Find the lines of data that contain the string "this", then list them.

Begin Material supplied

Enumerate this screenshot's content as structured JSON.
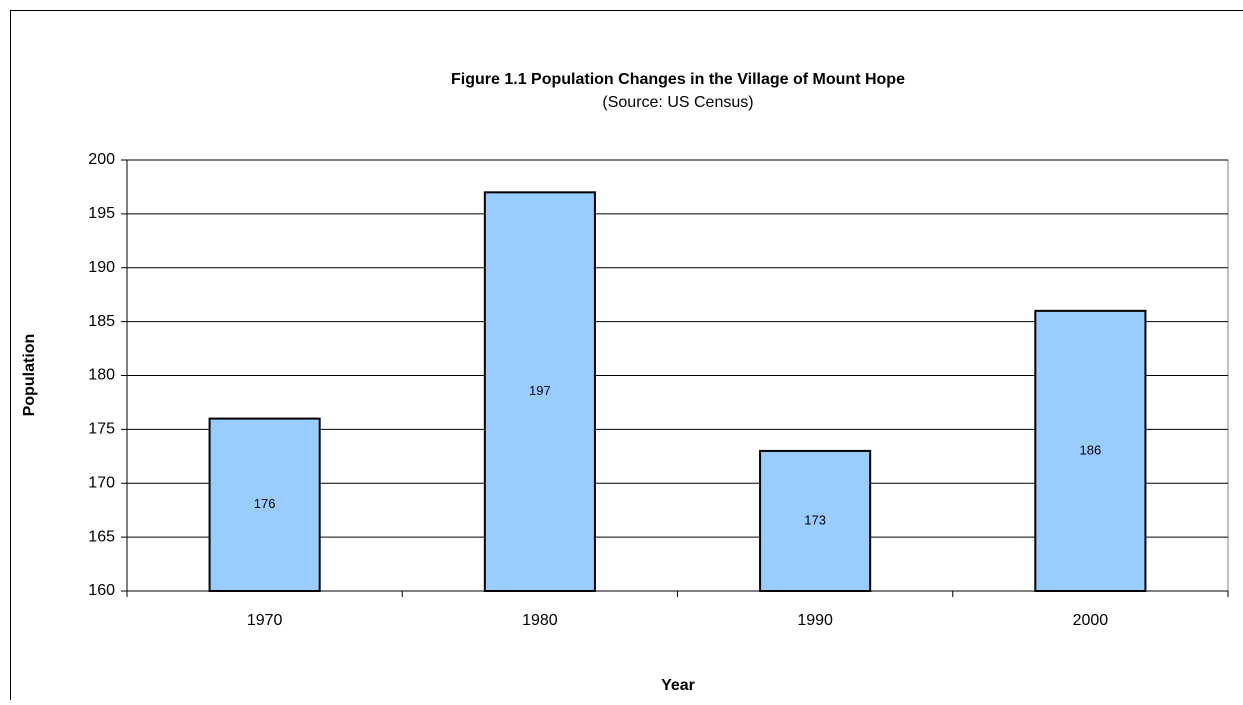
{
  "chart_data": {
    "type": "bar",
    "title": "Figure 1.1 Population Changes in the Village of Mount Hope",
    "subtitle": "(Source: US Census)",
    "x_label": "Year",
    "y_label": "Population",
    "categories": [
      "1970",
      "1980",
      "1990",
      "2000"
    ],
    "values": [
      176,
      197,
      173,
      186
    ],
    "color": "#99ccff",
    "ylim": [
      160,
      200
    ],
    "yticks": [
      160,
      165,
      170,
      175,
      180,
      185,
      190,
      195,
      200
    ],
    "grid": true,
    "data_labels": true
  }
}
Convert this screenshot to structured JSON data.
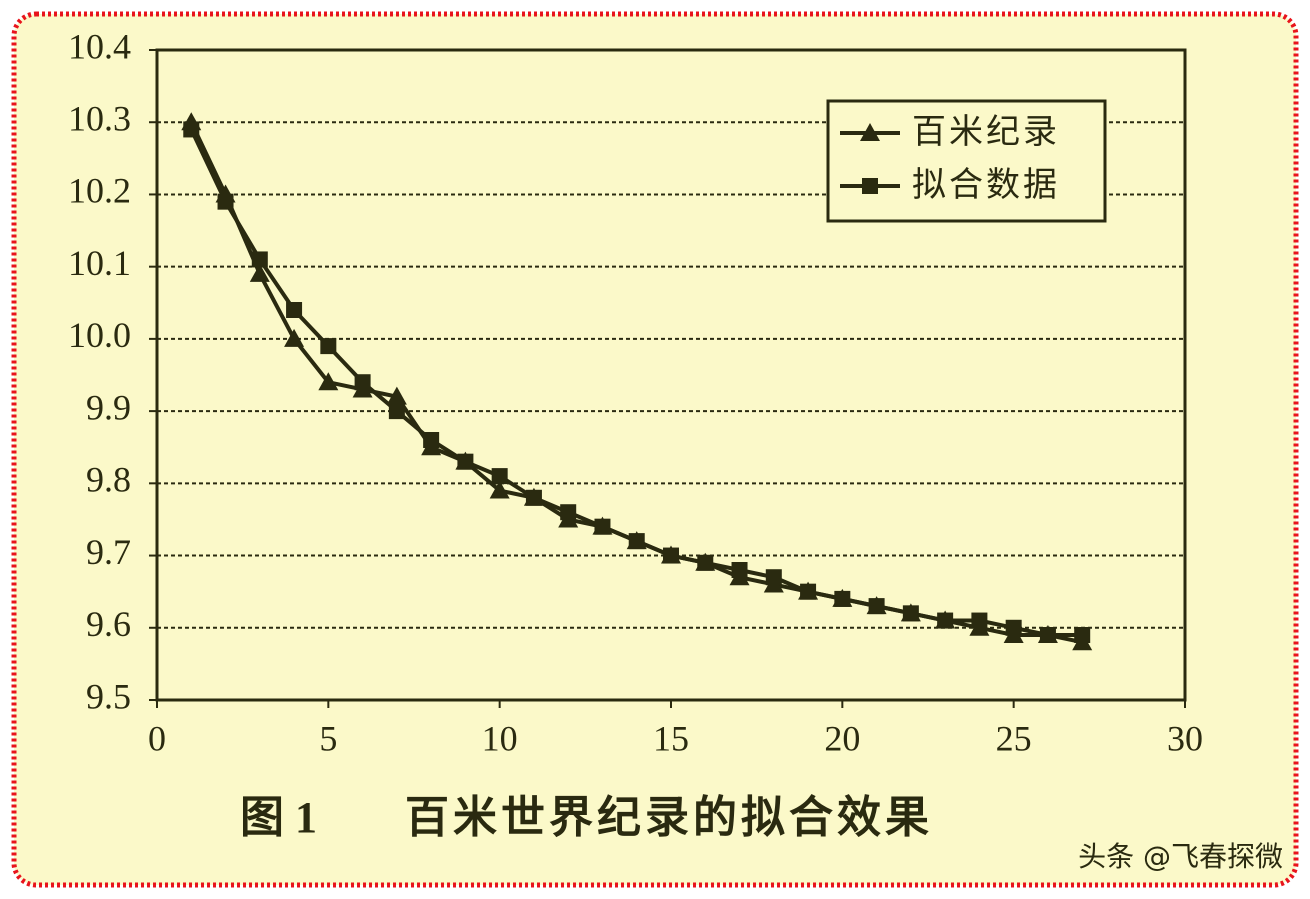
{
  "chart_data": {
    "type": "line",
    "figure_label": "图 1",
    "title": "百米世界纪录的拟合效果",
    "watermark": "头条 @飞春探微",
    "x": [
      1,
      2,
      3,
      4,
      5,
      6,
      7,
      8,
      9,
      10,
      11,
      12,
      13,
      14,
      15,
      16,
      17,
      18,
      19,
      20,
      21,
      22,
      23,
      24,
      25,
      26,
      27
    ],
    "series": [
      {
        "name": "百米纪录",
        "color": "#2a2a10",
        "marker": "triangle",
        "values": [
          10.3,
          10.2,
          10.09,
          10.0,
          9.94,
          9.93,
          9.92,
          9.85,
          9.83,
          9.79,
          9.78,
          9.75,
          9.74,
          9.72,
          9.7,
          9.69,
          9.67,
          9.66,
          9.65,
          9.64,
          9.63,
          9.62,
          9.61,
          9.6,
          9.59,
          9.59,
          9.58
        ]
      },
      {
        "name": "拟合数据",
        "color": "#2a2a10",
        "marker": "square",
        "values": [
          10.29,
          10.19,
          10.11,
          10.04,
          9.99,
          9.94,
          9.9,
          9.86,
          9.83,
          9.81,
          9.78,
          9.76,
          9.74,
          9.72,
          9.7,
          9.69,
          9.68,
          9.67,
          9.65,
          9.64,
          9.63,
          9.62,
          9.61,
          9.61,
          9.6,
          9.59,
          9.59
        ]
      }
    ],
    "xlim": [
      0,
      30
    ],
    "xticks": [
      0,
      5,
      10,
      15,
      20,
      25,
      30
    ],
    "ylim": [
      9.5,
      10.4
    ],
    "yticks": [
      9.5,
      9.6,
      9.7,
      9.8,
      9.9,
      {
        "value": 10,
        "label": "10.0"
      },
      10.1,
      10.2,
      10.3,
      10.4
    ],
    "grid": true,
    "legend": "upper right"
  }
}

End Material supplied

— Task result —
Enumerate this screenshot's content as structured JSON.
Convert this screenshot to structured JSON data.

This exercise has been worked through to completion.